### Brief
Copy out the listing that follows, exactly, without its pictures.

* start *

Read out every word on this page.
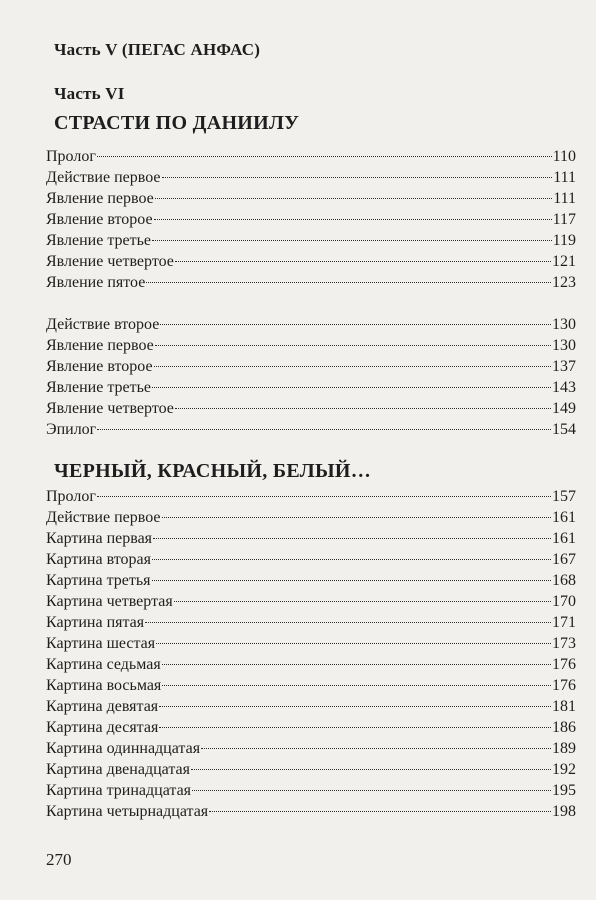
Часть V (ПЕГАС АНФАС)
Часть VI
СТРАСТИ ПО ДАНИИЛУ
Пролог	110
Действие первое	111
Явление первое	111
Явление второе	117
Явление третье	119
Явление четвертое	121
Явление пятое	123
Действие второе	130
Явление первое	130
Явление второе	137
Явление третье	143
Явление четвертое	149
Эпилог	154
ЧЕРНЫЙ, КРАСНЫЙ, БЕЛЫЙ…
Пролог	157
Действие первое	161
Картина первая	161
Картина вторая	167
Картина третья	168
Картина четвертая	170
Картина пятая	171
Картина шестая	173
Картина седьмая	176
Картина восьмая	176
Картина девятая	181
Картина десятая	186
Картина одиннадцатая	189
Картина двенадцатая	192
Картина тринадцатая	195
Картина четырнадцатая	198
270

* end *

### Task solution
Read out every word on this page.
Часть V (ПЕГАС АНФАС)
Часть VI
СТРАСТИ ПО ДАНИИЛУ
Пролог	110
Действие первое	111
Явление первое	111
Явление второе	117
Явление третье	119
Явление четвертое	121
Явление пятое	123
Действие второе	130
Явление первое	130
Явление второе	137
Явление третье	143
Явление четвертое	149
Эпилог	154
ЧЕРНЫЙ, КРАСНЫЙ, БЕЛЫЙ…
Пролог	157
Действие первое	161
Картина первая	161
Картина вторая	167
Картина третья	168
Картина четвертая	170
Картина пятая	171
Картина шестая	173
Картина седьмая	176
Картина восьмая	176
Картина девятая	181
Картина десятая	186
Картина одиннадцатая	189
Картина двенадцатая	192
Картина тринадцатая	195
Картина четырнадцатая	198
270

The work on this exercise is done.